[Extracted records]
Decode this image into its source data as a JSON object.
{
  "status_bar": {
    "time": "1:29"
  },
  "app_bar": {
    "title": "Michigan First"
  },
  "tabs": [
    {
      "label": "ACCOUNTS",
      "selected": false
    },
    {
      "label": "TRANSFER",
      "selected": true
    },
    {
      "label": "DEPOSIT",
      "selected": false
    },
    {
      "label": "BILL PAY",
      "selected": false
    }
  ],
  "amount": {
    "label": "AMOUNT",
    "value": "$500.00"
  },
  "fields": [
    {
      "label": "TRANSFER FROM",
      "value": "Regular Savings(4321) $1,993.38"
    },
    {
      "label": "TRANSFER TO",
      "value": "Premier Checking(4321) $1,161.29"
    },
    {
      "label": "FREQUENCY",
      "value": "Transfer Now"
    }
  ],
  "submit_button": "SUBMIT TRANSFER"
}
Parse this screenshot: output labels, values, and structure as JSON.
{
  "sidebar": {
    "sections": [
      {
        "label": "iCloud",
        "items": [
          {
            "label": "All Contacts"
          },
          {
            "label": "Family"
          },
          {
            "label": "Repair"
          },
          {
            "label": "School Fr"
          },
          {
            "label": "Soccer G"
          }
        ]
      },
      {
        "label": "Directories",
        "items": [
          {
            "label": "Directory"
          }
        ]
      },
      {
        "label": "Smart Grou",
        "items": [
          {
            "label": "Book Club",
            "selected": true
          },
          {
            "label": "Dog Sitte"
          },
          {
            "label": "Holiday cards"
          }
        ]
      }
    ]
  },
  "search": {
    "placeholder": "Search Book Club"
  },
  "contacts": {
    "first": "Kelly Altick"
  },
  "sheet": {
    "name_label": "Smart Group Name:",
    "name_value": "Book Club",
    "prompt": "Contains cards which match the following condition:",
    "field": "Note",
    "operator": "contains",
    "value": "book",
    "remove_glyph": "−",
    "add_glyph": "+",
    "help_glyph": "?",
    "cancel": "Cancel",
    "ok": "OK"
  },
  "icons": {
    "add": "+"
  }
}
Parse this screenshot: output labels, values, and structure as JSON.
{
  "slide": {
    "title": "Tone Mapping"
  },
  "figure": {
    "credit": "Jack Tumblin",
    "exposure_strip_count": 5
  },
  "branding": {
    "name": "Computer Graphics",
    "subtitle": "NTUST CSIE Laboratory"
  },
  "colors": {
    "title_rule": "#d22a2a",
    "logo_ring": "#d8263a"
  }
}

■ **Given exercise**
Copy each line containing the word "Club" from the data.

■ **The output**
            "label": "Book Club",
    "placeholder": "Search Book Club"
    "name_value": "Book Club",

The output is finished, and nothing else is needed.